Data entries
^^^^

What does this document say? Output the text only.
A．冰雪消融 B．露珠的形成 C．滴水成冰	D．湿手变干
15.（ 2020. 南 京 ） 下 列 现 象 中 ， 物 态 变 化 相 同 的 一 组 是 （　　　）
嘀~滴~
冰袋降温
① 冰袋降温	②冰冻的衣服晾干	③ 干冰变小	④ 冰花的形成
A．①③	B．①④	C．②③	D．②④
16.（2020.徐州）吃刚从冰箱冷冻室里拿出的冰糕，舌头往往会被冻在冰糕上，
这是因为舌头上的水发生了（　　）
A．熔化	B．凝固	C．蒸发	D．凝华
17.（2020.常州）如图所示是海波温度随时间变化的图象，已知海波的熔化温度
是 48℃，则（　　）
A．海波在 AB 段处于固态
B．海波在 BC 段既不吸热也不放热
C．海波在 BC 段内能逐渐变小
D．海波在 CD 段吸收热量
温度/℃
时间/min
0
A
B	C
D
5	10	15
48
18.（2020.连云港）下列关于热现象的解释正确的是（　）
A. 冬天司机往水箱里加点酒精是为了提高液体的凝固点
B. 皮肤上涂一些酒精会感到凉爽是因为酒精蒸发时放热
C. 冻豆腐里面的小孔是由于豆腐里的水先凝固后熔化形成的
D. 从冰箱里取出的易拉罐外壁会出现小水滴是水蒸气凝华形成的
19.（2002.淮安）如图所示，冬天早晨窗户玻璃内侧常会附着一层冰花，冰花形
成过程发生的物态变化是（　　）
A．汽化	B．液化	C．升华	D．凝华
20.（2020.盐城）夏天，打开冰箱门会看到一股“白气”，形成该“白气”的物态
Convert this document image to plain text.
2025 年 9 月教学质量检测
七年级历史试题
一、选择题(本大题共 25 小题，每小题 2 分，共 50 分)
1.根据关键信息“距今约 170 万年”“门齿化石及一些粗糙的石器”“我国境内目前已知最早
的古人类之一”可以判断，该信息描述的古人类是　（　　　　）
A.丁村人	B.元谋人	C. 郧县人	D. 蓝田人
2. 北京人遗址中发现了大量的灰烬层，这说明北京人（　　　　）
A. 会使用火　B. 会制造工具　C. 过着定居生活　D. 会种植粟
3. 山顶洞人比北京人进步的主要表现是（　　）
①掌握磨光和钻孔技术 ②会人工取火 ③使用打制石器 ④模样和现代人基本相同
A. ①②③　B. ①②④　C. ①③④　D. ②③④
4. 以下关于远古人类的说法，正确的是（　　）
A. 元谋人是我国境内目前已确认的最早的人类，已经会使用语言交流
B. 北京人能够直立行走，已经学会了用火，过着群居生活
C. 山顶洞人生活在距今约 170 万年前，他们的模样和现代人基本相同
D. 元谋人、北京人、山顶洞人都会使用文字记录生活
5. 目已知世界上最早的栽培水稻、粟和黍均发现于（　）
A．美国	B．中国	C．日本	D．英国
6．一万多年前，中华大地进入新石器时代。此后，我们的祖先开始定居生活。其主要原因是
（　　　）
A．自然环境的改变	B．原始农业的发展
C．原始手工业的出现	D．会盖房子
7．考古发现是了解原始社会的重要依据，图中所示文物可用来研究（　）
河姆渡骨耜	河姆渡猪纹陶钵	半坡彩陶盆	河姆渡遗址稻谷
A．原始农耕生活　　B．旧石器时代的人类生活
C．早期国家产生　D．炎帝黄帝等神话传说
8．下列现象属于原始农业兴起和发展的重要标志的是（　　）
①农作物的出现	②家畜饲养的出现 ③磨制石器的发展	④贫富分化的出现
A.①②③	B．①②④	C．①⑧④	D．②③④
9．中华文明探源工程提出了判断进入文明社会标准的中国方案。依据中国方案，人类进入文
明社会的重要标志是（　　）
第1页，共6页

^^^^

_Exercise_
From the line containing "Convert this document image to plain text." through the final line of the listing above, retype every line exactly; leave out everything else.

_The completed task_
Convert this document image to plain text.
2025 年 9 月教学质量检测
七年级历史试题
一、选择题(本大题共 25 小题，每小题 2 分，共 50 分)
1.根据关键信息“距今约 170 万年”“门齿化石及一些粗糙的石器”“我国境内目前已知最早
的古人类之一”可以判断，该信息描述的古人类是　（　　　　）
A.丁村人	B.元谋人	C. 郧县人	D. 蓝田人
2. 北京人遗址中发现了大量的灰烬层，这说明北京人（　　　　）
A. 会使用火　B. 会制造工具　C. 过着定居生活　D. 会种植粟
3. 山顶洞人比北京人进步的主要表现是（　　）
①掌握磨光和钻孔技术 ②会人工取火 ③使用打制石器 ④模样和现代人基本相同
A. ①②③　B. ①②④　C. ①③④　D. ②③④
4. 以下关于远古人类的说法，正确的是（　　）
A. 元谋人是我国境内目前已确认的最早的人类，已经会使用语言交流
B. 北京人能够直立行走，已经学会了用火，过着群居生活
C. 山顶洞人生活在距今约 170 万年前，他们的模样和现代人基本相同
D. 元谋人、北京人、山顶洞人都会使用文字记录生活
5. 目已知世界上最早的栽培水稻、粟和黍均发现于（　）
A．美国	B．中国	C．日本	D．英国
6．一万多年前，中华大地进入新石器时代。此后，我们的祖先开始定居生活。其主要原因是
（　　　）
A．自然环境的改变	B．原始农业的发展
C．原始手工业的出现	D．会盖房子
7．考古发现是了解原始社会的重要依据，图中所示文物可用来研究（　）
河姆渡骨耜	河姆渡猪纹陶钵	半坡彩陶盆	河姆渡遗址稻谷
A．原始农耕生活　　B．旧石器时代的人类生活
C．早期国家产生　D．炎帝黄帝等神话传说
8．下列现象属于原始农业兴起和发展的重要标志的是（　　）
①农作物的出现	②家畜饲养的出现 ③磨制石器的发展	④贫富分化的出现
A.①②③	B．①②④	C．①⑧④	D．②③④
9．中华文明探源工程提出了判断进入文明社会标准的中国方案。依据中国方案，人类进入文
明社会的重要标志是（　　）
第1页，共6页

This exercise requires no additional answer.